__Problem requirements__. Find the string "中华人民共和国企业所得税月" in the entries and copy each line that has it.

__Extracted entries__.
###
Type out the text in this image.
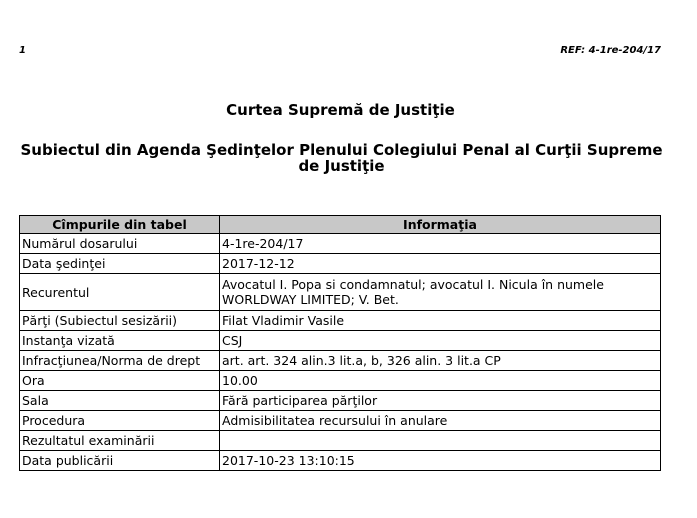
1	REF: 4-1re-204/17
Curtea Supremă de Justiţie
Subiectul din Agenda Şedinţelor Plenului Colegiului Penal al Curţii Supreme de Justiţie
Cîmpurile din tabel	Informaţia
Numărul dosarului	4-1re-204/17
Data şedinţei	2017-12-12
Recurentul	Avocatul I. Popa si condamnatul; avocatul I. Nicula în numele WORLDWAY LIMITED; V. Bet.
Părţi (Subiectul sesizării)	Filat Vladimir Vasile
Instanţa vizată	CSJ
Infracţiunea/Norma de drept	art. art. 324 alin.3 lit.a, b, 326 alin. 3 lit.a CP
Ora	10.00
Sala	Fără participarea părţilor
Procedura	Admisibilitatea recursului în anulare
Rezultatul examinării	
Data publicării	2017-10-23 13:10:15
###
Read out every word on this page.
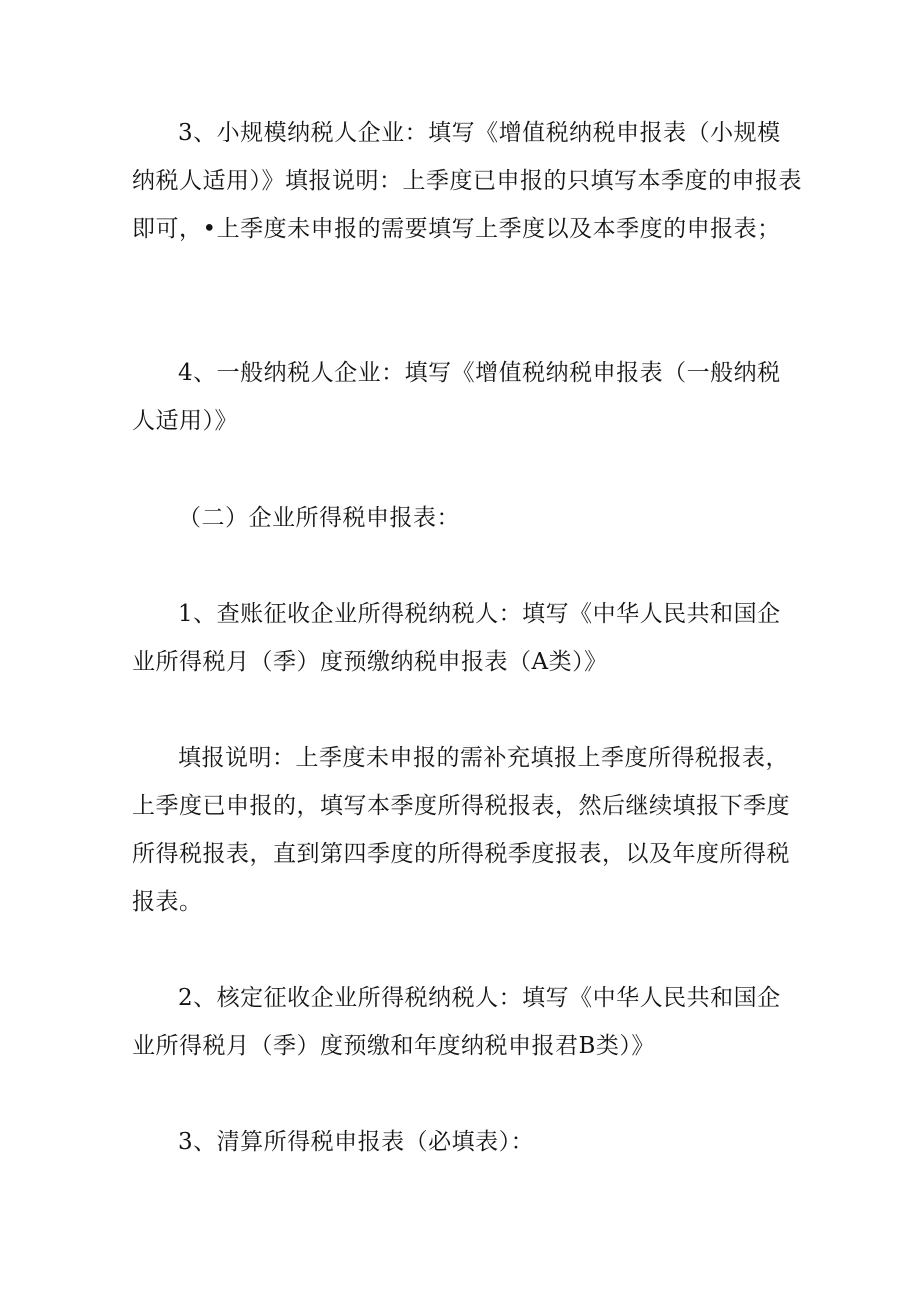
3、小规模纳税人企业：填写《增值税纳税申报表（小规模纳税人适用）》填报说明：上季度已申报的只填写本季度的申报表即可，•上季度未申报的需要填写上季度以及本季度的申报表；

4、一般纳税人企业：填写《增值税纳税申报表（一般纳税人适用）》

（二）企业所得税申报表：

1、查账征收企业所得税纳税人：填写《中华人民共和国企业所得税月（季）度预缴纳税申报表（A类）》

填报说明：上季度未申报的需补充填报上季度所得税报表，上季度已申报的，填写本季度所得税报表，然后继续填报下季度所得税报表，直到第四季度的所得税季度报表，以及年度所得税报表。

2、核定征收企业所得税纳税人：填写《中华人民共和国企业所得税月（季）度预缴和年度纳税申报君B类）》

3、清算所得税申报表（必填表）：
###
__The completed task__.
1、查账征收企业所得税纳税人：填写《中华人民共和国企业所得税月（季）度预缴纳税申报表（A类）》
2、核定征收企业所得税纳税人：填写《中华人民共和国企业所得税月（季）度预缴和年度纳税申报君B类）》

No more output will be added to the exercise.